=== Problem to work on ===
Go through the records and give each one again exactly.

=== Dataset records ===

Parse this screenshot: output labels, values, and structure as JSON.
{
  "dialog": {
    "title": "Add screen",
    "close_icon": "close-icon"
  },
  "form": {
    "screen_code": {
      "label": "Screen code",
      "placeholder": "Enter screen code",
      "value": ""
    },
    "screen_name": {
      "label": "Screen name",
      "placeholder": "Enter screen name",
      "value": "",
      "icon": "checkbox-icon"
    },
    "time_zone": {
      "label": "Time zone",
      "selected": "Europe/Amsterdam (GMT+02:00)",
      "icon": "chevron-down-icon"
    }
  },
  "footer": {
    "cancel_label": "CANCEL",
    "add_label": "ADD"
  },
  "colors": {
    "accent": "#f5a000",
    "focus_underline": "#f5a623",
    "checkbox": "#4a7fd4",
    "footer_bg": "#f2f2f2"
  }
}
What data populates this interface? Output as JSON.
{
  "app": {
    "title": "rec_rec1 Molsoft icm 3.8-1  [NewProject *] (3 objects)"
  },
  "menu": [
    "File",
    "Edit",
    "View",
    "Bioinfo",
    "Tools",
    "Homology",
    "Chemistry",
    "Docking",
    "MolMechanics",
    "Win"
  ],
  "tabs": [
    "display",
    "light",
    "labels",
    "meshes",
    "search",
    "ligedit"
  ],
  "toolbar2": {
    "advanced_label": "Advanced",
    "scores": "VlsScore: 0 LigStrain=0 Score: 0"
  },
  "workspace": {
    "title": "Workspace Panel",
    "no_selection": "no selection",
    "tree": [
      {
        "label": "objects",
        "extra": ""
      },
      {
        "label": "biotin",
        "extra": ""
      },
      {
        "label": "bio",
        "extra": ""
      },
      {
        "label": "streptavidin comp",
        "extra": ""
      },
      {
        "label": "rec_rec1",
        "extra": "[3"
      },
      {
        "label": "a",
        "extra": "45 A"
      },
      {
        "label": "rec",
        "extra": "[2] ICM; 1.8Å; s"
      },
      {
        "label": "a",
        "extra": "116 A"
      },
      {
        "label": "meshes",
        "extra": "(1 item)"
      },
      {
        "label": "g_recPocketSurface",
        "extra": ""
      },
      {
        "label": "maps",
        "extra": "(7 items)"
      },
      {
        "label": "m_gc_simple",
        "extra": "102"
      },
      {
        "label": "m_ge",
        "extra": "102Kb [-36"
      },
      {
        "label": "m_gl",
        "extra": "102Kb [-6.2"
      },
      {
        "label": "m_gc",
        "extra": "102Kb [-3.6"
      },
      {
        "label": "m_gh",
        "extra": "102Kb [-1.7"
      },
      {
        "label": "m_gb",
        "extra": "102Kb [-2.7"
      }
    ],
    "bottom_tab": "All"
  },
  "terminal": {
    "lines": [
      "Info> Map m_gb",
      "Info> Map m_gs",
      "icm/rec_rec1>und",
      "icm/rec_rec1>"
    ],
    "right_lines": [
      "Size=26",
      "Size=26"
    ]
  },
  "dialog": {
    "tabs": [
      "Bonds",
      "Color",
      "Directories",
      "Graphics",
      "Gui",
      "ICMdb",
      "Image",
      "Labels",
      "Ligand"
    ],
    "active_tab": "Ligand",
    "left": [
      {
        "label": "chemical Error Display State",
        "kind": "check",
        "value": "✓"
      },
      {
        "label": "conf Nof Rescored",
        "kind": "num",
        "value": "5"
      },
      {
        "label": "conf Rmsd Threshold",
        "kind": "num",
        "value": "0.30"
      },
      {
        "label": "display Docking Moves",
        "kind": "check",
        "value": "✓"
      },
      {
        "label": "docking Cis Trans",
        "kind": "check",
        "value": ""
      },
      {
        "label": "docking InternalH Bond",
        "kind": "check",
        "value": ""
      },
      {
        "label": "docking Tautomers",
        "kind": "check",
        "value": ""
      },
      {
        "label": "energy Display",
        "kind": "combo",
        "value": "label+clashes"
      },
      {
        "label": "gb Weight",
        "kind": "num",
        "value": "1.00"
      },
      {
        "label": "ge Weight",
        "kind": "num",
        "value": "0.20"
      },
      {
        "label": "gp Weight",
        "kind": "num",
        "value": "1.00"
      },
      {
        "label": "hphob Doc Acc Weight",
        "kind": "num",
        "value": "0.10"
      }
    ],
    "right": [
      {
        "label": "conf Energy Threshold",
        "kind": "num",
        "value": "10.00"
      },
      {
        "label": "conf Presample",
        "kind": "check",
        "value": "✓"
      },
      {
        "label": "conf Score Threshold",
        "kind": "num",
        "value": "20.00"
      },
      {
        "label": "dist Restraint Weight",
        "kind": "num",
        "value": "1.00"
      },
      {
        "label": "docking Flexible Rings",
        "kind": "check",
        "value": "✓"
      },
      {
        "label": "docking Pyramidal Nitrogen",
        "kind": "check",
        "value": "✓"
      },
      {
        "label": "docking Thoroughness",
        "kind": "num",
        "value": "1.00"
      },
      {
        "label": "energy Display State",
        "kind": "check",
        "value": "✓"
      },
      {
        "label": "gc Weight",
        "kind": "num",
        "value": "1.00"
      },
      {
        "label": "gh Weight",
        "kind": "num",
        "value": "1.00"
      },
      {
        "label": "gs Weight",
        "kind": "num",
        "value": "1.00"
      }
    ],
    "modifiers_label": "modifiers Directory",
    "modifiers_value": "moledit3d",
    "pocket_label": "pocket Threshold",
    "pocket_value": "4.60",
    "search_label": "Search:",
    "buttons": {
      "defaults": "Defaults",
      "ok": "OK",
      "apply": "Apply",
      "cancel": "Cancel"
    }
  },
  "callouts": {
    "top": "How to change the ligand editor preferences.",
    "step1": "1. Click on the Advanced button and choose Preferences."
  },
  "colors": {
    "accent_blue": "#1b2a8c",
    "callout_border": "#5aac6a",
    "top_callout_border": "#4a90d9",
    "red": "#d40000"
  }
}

=== Exercise solution ===
Parse this screenshot: output labels, values, and structure as JSON.
{
  "dialog": {
    "title": "Add screen",
    "close_icon": "close-icon"
  },
  "form": {
    "screen_code": {
      "label": "Screen code",
      "placeholder": "Enter screen code",
      "value": ""
    },
    "screen_name": {
      "label": "Screen name",
      "placeholder": "Enter screen name",
      "value": "",
      "icon": "checkbox-icon"
    },
    "time_zone": {
      "label": "Time zone",
      "selected": "Europe/Amsterdam (GMT+02:00)",
      "icon": "chevron-down-icon"
    }
  },
  "footer": {
    "cancel_label": "CANCEL",
    "add_label": "ADD"
  },
  "colors": {
    "accent": "#f5a000",
    "focus_underline": "#f5a623",
    "checkbox": "#4a7fd4",
    "footer_bg": "#f2f2f2"
  }
}
What data populates this interface? Output as JSON.
{
  "app": {
    "title": "rec_rec1 Molsoft icm 3.8-1  [NewProject *] (3 objects)"
  },
  "menu": [
    "File",
    "Edit",
    "View",
    "Bioinfo",
    "Tools",
    "Homology",
    "Chemistry",
    "Docking",
    "MolMechanics",
    "Win"
  ],
  "tabs": [
    "display",
    "light",
    "labels",
    "meshes",
    "search",
    "ligedit"
  ],
  "toolbar2": {
    "advanced_label": "Advanced",
    "scores": "VlsScore: 0 LigStrain=0 Score: 0"
  },
  "workspace": {
    "title": "Workspace Panel",
    "no_selection": "no selection",
    "tree": [
      {
        "label": "objects",
        "extra": ""
      },
      {
        "label": "biotin",
        "extra": ""
      },
      {
        "label": "bio",
        "extra": ""
      },
      {
        "label": "streptavidin comp",
        "extra": ""
      },
      {
        "label": "rec_rec1",
        "extra": "[3"
      },
      {
        "label": "a",
        "extra": "45 A"
      },
      {
        "label": "rec",
        "extra": "[2] ICM; 1.8Å; s"
      },
      {
        "label": "a",
        "extra": "116 A"
      },
      {
        "label": "meshes",
        "extra": "(1 item)"
      },
      {
        "label": "g_recPocketSurface",
        "extra": ""
      },
      {
        "label": "maps",
        "extra": "(7 items)"
      },
      {
        "label": "m_gc_simple",
        "extra": "102"
      },
      {
        "label": "m_ge",
        "extra": "102Kb [-36"
      },
      {
        "label": "m_gl",
        "extra": "102Kb [-6.2"
      },
      {
        "label": "m_gc",
        "extra": "102Kb [-3.6"
      },
      {
        "label": "m_gh",
        "extra": "102Kb [-1.7"
      },
      {
        "label": "m_gb",
        "extra": "102Kb [-2.7"
      }
    ],
    "bottom_tab": "All"
  },
  "terminal": {
    "lines": [
      "Info> Map m_gb",
      "Info> Map m_gs",
      "icm/rec_rec1>und",
      "icm/rec_rec1>"
    ],
    "right_lines": [
      "Size=26",
      "Size=26"
    ]
  },
  "dialog": {
    "tabs": [
      "Bonds",
      "Color",
      "Directories",
      "Graphics",
      "Gui",
      "ICMdb",
      "Image",
      "Labels",
      "Ligand"
    ],
    "active_tab": "Ligand",
    "left": [
      {
        "label": "chemical Error Display State",
        "kind": "check",
        "value": "✓"
      },
      {
        "label": "conf Nof Rescored",
        "kind": "num",
        "value": "5"
      },
      {
        "label": "conf Rmsd Threshold",
        "kind": "num",
        "value": "0.30"
      },
      {
        "label": "display Docking Moves",
        "kind": "check",
        "value": "✓"
      },
      {
        "label": "docking Cis Trans",
        "kind": "check",
        "value": ""
      },
      {
        "label": "docking InternalH Bond",
        "kind": "check",
        "value": ""
      },
      {
        "label": "docking Tautomers",
        "kind": "check",
        "value": ""
      },
      {
        "label": "energy Display",
        "kind": "combo",
        "value": "label+clashes"
      },
      {
        "label": "gb Weight",
        "kind": "num",
        "value": "1.00"
      },
      {
        "label": "ge Weight",
        "kind": "num",
        "value": "0.20"
      },
      {
        "label": "gp Weight",
        "kind": "num",
        "value": "1.00"
      },
      {
        "label": "hphob Doc Acc Weight",
        "kind": "num",
        "value": "0.10"
      }
    ],
    "right": [
      {
        "label": "conf Energy Threshold",
        "kind": "num",
        "value": "10.00"
      },
      {
        "label": "conf Presample",
        "kind": "check",
        "value": "✓"
      },
      {
        "label": "conf Score Threshold",
        "kind": "num",
        "value": "20.00"
      },
      {
        "label": "dist Restraint Weight",
        "kind": "num",
        "value": "1.00"
      },
      {
        "label": "docking Flexible Rings",
        "kind": "check",
        "value": "✓"
      },
      {
        "label": "docking Pyramidal Nitrogen",
        "kind": "check",
        "value": "✓"
      },
      {
        "label": "docking Thoroughness",
        "kind": "num",
        "value": "1.00"
      },
      {
        "label": "energy Display State",
        "kind": "check",
        "value": "✓"
      },
      {
        "label": "gc Weight",
        "kind": "num",
        "value": "1.00"
      },
      {
        "label": "gh Weight",
        "kind": "num",
        "value": "1.00"
      },
      {
        "label": "gs Weight",
        "kind": "num",
        "value": "1.00"
      }
    ],
    "modifiers_label": "modifiers Directory",
    "modifiers_value": "moledit3d",
    "pocket_label": "pocket Threshold",
    "pocket_value": "4.60",
    "search_label": "Search:",
    "buttons": {
      "defaults": "Defaults",
      "ok": "OK",
      "apply": "Apply",
      "cancel": "Cancel"
    }
  },
  "callouts": {
    "top": "How to change the ligand editor preferences.",
    "step1": "1. Click on the Advanced button and choose Preferences."
  },
  "colors": {
    "accent_blue": "#1b2a8c",
    "callout_border": "#5aac6a",
    "top_callout_border": "#4a90d9",
    "red": "#d40000"
  }
}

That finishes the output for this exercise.